Quote the records below in full, exactly as given, with the images taken out.

Data to process.
--------

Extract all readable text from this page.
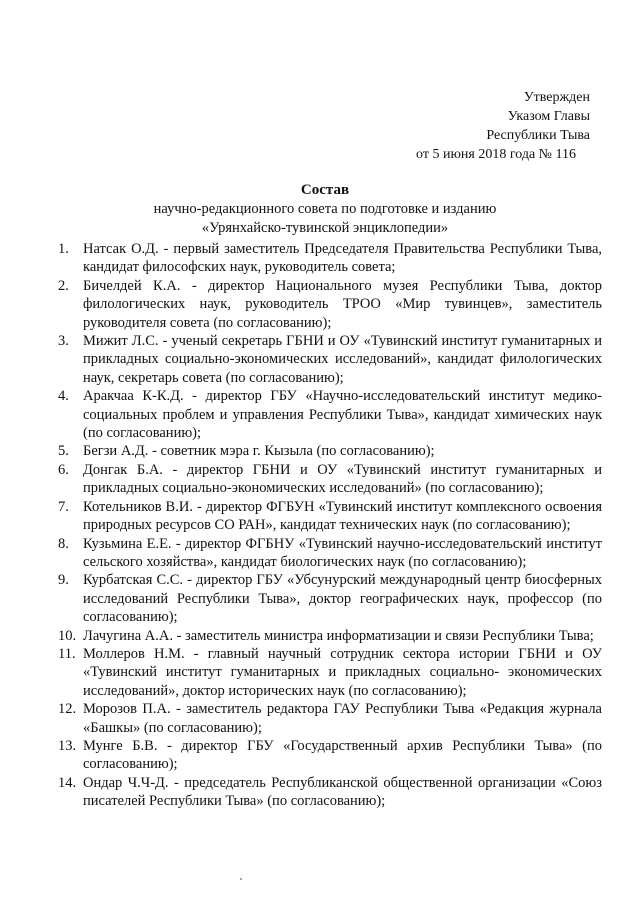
Утвержден
Указом Главы
Республики Тыва
от 5 июня 2018 года № 116
Состав
научно-редакционного совета по подготовке и изданию
«Урянхайско-тувинской энциклопедии»
1. Натсак О.Д. - первый заместитель Председателя Правительства Республики Тыва, кандидат философских наук, руководитель совета;
2. Бичелдей К.А. - директор Национального музея Республики Тыва, доктор филологических наук, руководитель ТРОО «Мир тувинцев», заместитель руководителя совета (по согласованию);
3. Мижит Л.С. - ученый секретарь ГБНИ и ОУ «Тувинский институт гуманитарных и прикладных социально-экономических исследований», кандидат филологических наук, секретарь совета (по согласованию);
4. Аракчаа К-К.Д. - директор ГБУ «Научно-исследовательский институт медико-социальных проблем и управления Республики Тыва», кандидат химических наук (по согласованию);
5. Бегзи А.Д. - советник мэра г. Кызыла (по согласованию);
6. Донгак Б.А. - директор ГБНИ и ОУ «Тувинский институт гуманитарных и прикладных социально-экономических исследований» (по согласованию);
7. Котельников В.И. - директор ФГБУН «Тувинский институт комплексного освоения природных ресурсов СО РАН», кандидат технических наук (по согласованию);
8. Кузьмина Е.Е. - директор ФГБНУ «Тувинский научно-исследовательский институт сельского хозяйства», кандидат биологических наук (по согласованию);
9. Курбатская С.С. - директор ГБУ «Убсунурский международный центр биосферных исследований Республики Тыва», доктор географических наук, профессор (по согласованию);
10. Лачугина А.А. - заместитель министра информатизации и связи Республики Тыва;
11. Моллеров Н.М. - главный научный сотрудник сектора истории ГБНИ и ОУ «Тувинский институт гуманитарных и прикладных социально- экономических исследований», доктор исторических наук (по согласованию);
12. Морозов П.А. - заместитель редактора ГАУ Республики Тыва «Редакция журнала «Башкы» (по согласованию);
13. Мунге Б.В. - директор ГБУ «Государственный архив Республики Тыва» (по согласованию);
14. Ондар Ч.Ч-Д. - председатель Республиканской общественной организации «Союз писателей Республики Тыва» (по согласованию);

--------

Output below.
Extract all readable text from this page.
Утвержден
Указом Главы
Республики Тыва
от 5 июня 2018 года № 116
Состав
научно-редакционного совета по подготовке и изданию
«Урянхайско-тувинской энциклопедии»
1. Натсак О.Д. - первый заместитель Председателя Правительства Республики Тыва, кандидат философских наук, руководитель совета;
2. Бичелдей К.А. - директор Национального музея Республики Тыва, доктор филологических наук, руководитель ТРОО «Мир тувинцев», заместитель руководителя совета (по согласованию);
3. Мижит Л.С. - ученый секретарь ГБНИ и ОУ «Тувинский институт гуманитарных и прикладных социально-экономических исследований», кандидат филологических наук, секретарь совета (по согласованию);
4. Аракчаа К-К.Д. - директор ГБУ «Научно-исследовательский институт медико-социальных проблем и управления Республики Тыва», кандидат химических наук (по согласованию);
5. Бегзи А.Д. - советник мэра г. Кызыла (по согласованию);
6. Донгак Б.А. - директор ГБНИ и ОУ «Тувинский институт гуманитарных и прикладных социально-экономических исследований» (по согласованию);
7. Котельников В.И. - директор ФГБУН «Тувинский институт комплексного освоения природных ресурсов СО РАН», кандидат технических наук (по согласованию);
8. Кузьмина Е.Е. - директор ФГБНУ «Тувинский научно-исследовательский институт сельского хозяйства», кандидат биологических наук (по согласованию);
9. Курбатская С.С. - директор ГБУ «Убсунурский международный центр биосферных исследований Республики Тыва», доктор географических наук, профессор (по согласованию);
10. Лачугина А.А. - заместитель министра информатизации и связи Республики Тыва;
11. Моллеров Н.М. - главный научный сотрудник сектора истории ГБНИ и ОУ «Тувинский институт гуманитарных и прикладных социально- экономических исследований», доктор исторических наук (по согласованию);
12. Морозов П.А. - заместитель редактора ГАУ Республики Тыва «Редакция журнала «Башкы» (по согласованию);
13. Мунге Б.В. - директор ГБУ «Государственный архив Республики Тыва» (по согласованию);
14. Ондар Ч.Ч-Д. - председатель Республиканской общественной организации «Союз писателей Республики Тыва» (по согласованию);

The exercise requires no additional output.